> PASSAGE SHOWN:
Do the things we *don't* say (but perhaps that we *thought*) affect what we say (or think!) in the future?  Modern (standard) LLMs output sequences of tokens, one token at a time. However, in order to emit a single token at timestep $t$, a model carries out a selection by taking a draw over the $V$ possible tokens in the vocabulary. The "chosen" token, $x_t$, will tend to be one of the more probable tokens, but (particularly when the model temperature is high) it might not be the *most* probable token-- and occasionally the chosen token might even be a lower probability token.  Given that we are currently at timepoint $t$, our core question is: do humans "keep around" some representation of the history of "what *could* have been outputted" rather than solely storing the sequence of previously outputted tokens?



## Approach



Given a model, $M$, and a sequence of tokens, $x_1, x_2, ..., x_t$, we want to examine the probability of outputting each possible token (there are $V$ of them) at time $t+1$.  We can then store the full "history" of outputted token probabilities as a $V \times t$ matrix.  In principle, we could consider the full set of branching paths that could have been taken.  However, for a sequence of $t$ tokens, this would require storing $V^t$ possible paths.  This is intractable, even for relatively short sequences ($V$ is on the order of 100,000, and $t$ is on the order of thousands).  Here we approximate the set of possible paths using particle filters.  Then for $n$ particles, we need to store a $V \times t \times n$ tensor.



We can then ask: given an observed sequence of tokens from a human conversation or narrative, can we better explain the token-by-token probabilities using that full tensor (e.g., by accounting for tokens *not* emitted), or is "all" of the predictive power carried solely by the single observed sequence?

> EXTRACTED MATERIAL:
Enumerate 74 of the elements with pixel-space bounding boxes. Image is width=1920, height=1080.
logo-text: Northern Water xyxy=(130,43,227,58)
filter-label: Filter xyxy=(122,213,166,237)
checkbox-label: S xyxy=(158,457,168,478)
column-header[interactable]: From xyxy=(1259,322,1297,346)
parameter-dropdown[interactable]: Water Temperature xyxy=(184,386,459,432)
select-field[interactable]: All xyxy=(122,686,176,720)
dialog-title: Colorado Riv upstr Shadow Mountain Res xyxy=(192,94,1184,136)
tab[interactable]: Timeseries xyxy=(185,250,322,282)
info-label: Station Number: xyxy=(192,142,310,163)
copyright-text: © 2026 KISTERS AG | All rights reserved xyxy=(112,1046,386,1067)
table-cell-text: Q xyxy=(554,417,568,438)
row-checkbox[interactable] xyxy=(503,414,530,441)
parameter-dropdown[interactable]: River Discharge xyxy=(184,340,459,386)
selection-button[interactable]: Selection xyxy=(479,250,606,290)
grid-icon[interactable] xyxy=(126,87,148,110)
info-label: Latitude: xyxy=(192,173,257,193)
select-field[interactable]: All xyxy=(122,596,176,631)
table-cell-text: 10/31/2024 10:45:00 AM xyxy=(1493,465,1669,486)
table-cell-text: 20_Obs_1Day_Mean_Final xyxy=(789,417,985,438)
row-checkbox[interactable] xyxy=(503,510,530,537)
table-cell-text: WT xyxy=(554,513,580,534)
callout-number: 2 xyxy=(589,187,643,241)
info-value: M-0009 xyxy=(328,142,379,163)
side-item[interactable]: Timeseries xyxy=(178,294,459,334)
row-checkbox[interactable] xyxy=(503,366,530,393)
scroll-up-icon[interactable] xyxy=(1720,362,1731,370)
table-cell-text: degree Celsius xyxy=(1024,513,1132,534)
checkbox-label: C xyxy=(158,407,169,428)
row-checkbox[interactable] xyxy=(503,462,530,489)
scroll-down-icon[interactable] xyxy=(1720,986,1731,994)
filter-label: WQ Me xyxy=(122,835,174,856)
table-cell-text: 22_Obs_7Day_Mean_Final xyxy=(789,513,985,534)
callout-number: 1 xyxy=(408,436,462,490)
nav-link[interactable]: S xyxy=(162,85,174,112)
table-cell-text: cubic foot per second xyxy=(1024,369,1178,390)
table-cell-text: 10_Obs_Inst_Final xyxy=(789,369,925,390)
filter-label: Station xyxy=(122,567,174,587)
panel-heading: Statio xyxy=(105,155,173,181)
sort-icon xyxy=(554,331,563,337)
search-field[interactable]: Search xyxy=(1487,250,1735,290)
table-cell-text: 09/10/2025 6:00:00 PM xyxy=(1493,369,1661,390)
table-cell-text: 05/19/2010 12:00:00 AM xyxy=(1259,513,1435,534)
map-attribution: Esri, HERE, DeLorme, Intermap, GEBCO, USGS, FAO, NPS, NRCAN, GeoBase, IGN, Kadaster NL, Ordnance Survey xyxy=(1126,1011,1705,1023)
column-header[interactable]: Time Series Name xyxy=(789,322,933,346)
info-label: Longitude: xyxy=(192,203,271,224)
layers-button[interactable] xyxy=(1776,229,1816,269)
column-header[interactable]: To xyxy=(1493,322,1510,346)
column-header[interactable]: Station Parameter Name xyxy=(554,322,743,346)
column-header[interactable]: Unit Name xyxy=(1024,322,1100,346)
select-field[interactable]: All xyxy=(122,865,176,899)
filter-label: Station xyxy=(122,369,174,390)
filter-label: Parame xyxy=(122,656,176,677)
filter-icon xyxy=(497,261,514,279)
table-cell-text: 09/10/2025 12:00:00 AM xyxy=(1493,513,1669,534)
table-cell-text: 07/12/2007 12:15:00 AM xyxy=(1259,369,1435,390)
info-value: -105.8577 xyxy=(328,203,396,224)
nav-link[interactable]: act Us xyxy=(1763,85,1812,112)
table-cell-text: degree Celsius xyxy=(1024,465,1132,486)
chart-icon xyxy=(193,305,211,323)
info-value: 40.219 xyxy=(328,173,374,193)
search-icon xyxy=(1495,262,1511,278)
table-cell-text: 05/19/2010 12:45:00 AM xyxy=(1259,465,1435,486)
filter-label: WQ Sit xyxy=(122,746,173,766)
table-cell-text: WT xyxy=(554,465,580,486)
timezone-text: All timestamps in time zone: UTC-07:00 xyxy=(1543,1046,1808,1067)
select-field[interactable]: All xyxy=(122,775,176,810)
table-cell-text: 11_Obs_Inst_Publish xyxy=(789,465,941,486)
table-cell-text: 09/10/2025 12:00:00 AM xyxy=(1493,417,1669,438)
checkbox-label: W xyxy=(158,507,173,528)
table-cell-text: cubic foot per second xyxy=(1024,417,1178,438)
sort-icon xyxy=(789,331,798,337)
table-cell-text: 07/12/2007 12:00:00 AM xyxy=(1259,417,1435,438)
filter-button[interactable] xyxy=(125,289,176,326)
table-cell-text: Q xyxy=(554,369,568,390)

> DESCRIPTION OF THE TASK: In the passage on unemitted tokens, what method approximates the set of possible paths?

> SOLUTION BELOW: Particle filters approximate the set of possible paths.